**Directions:** Pick out and copy every line of the material below that contains the string "last", treating uppercase and lowercase letters as different.

(Data lines)
-- Begin --

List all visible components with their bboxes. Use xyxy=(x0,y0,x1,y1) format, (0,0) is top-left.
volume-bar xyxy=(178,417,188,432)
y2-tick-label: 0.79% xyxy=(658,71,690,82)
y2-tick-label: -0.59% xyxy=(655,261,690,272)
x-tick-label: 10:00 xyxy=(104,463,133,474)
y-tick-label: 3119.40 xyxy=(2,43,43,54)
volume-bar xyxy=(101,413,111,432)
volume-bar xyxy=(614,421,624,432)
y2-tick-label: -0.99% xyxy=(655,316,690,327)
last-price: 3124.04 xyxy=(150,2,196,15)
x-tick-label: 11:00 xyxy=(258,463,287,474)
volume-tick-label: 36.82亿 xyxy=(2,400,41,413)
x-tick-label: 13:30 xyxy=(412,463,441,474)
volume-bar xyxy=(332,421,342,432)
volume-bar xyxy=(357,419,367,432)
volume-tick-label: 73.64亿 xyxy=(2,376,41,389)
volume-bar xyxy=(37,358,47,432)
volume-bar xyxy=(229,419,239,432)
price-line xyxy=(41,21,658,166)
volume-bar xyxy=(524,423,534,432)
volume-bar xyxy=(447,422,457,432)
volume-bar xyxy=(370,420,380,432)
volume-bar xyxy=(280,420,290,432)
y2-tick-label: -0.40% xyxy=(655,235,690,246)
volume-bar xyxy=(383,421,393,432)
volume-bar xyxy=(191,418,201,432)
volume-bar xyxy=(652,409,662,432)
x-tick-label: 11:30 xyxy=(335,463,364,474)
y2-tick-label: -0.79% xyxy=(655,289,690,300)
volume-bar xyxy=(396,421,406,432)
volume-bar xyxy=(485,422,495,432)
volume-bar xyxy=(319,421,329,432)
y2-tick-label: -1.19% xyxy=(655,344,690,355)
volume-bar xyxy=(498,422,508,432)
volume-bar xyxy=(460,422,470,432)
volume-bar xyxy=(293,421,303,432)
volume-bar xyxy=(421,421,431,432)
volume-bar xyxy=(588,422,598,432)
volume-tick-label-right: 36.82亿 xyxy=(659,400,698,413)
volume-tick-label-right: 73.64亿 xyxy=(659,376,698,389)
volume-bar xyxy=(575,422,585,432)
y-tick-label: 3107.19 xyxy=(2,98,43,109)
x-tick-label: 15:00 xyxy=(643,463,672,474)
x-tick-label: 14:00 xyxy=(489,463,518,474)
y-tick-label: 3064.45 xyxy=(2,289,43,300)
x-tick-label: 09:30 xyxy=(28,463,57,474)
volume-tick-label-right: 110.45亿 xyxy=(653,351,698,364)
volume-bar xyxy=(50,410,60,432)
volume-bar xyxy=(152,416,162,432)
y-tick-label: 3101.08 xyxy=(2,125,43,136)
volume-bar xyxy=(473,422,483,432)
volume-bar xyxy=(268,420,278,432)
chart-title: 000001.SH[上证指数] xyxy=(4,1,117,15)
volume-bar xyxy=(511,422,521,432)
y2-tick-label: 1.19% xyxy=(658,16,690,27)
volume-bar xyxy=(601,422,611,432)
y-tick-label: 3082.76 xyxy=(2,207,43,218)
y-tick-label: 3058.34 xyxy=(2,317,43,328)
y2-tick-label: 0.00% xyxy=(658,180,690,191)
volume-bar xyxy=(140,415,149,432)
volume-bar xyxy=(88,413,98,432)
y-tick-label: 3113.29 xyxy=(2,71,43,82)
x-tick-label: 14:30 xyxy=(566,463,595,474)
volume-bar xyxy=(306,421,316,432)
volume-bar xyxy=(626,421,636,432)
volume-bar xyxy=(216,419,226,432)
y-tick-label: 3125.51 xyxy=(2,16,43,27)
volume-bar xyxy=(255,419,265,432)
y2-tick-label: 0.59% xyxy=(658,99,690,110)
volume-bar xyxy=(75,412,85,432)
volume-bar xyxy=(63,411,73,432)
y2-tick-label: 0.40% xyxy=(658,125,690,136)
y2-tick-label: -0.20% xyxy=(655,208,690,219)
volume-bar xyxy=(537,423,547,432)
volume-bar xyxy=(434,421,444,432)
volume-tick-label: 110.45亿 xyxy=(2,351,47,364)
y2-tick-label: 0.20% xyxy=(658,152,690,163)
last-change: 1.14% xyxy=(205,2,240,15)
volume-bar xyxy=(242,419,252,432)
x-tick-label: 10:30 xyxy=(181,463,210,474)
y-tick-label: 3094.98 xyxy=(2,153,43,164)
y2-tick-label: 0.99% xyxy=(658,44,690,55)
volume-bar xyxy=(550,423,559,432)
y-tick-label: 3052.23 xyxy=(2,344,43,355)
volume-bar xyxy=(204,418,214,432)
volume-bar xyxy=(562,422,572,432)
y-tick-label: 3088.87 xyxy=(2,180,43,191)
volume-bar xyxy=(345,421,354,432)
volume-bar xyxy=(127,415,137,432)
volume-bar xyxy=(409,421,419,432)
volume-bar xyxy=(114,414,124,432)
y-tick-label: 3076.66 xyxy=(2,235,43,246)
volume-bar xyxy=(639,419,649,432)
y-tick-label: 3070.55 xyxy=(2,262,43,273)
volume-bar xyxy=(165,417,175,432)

-- End --

**Exercise solution:**
last-price: 3124.04 xyxy=(150,2,196,15)
last-change: 1.14% xyxy=(205,2,240,15)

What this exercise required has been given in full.